What you need to do: Copy each line of the entries beneath that contains the word "option".

Records provided:
<<<<

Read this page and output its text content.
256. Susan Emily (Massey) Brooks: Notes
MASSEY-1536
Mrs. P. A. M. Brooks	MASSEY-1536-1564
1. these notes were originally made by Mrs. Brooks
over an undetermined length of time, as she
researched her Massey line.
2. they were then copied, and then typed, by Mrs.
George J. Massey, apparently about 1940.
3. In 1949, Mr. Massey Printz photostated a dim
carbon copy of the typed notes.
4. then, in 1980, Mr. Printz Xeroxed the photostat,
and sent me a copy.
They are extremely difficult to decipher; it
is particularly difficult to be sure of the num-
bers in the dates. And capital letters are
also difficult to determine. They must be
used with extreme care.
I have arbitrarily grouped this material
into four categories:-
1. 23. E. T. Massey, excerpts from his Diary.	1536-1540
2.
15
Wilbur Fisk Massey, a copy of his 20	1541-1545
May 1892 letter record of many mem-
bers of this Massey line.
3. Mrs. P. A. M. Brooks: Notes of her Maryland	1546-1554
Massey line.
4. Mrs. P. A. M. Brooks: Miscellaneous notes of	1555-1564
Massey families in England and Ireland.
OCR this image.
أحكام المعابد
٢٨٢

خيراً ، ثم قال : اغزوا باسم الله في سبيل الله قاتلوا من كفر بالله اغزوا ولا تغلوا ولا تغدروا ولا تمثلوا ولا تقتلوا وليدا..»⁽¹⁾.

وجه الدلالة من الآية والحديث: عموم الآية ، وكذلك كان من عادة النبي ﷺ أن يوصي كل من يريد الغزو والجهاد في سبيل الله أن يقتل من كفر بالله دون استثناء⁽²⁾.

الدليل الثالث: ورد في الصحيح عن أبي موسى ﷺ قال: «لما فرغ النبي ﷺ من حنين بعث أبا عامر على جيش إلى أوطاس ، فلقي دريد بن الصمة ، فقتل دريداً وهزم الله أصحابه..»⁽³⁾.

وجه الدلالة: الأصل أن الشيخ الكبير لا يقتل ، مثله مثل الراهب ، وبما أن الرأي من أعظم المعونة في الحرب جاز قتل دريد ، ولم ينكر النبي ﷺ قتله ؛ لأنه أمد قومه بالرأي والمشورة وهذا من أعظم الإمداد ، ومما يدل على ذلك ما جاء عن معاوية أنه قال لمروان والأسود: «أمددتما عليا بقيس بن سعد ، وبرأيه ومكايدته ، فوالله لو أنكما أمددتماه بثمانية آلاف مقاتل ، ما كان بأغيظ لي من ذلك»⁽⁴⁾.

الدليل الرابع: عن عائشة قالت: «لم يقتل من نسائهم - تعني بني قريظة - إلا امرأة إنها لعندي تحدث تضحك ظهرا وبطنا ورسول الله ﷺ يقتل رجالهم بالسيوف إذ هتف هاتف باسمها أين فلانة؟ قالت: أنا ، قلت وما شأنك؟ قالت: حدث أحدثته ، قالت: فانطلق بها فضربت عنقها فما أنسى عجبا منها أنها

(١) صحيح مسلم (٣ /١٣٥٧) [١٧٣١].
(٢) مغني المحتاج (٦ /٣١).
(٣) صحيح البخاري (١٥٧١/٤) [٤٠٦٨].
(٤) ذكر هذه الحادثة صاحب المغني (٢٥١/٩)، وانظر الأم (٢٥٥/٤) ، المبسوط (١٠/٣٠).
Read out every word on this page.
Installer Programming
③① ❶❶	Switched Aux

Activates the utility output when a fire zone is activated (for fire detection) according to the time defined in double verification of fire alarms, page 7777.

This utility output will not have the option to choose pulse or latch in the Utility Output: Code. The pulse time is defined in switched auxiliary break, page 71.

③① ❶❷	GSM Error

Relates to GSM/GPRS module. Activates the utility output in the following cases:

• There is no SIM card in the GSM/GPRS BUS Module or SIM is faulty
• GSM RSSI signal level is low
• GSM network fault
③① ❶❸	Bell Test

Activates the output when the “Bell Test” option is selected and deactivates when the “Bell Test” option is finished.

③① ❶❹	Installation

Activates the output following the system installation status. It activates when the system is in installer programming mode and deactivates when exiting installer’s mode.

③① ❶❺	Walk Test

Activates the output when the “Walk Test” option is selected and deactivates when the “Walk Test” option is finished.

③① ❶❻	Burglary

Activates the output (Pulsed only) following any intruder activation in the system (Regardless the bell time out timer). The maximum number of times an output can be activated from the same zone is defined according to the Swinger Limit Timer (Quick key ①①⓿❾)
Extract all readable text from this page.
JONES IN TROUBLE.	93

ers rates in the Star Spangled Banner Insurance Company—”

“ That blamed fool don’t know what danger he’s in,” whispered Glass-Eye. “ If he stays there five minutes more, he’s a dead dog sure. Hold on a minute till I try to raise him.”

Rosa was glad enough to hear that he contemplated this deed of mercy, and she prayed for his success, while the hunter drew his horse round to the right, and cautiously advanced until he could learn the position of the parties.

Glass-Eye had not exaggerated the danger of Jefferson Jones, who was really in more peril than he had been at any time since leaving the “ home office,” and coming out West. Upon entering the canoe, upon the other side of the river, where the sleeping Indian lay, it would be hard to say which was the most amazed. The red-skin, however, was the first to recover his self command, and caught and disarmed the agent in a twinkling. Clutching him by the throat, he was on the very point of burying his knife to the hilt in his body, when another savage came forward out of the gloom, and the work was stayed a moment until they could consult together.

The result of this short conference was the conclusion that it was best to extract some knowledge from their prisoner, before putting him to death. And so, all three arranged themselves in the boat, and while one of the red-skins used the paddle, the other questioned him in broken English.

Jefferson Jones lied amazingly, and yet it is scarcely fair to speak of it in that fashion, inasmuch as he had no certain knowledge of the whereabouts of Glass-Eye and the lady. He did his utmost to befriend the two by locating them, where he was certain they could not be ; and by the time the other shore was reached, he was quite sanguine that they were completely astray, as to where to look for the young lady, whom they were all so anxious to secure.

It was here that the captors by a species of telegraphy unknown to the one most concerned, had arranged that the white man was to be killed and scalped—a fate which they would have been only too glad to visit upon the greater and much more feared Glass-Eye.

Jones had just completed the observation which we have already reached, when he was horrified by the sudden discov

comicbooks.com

>>>>

Result for this task:
This utility output will not have the option to choose pulse or latch in the Utility Output: Code. The pulse time is defined in switched auxiliary break, page 71.
Activates the output when the “Bell Test” option is selected and deactivates when the “Bell Test” option is finished.
Activates the output when the “Walk Test” option is selected and deactivates when the “Walk Test” option is finished.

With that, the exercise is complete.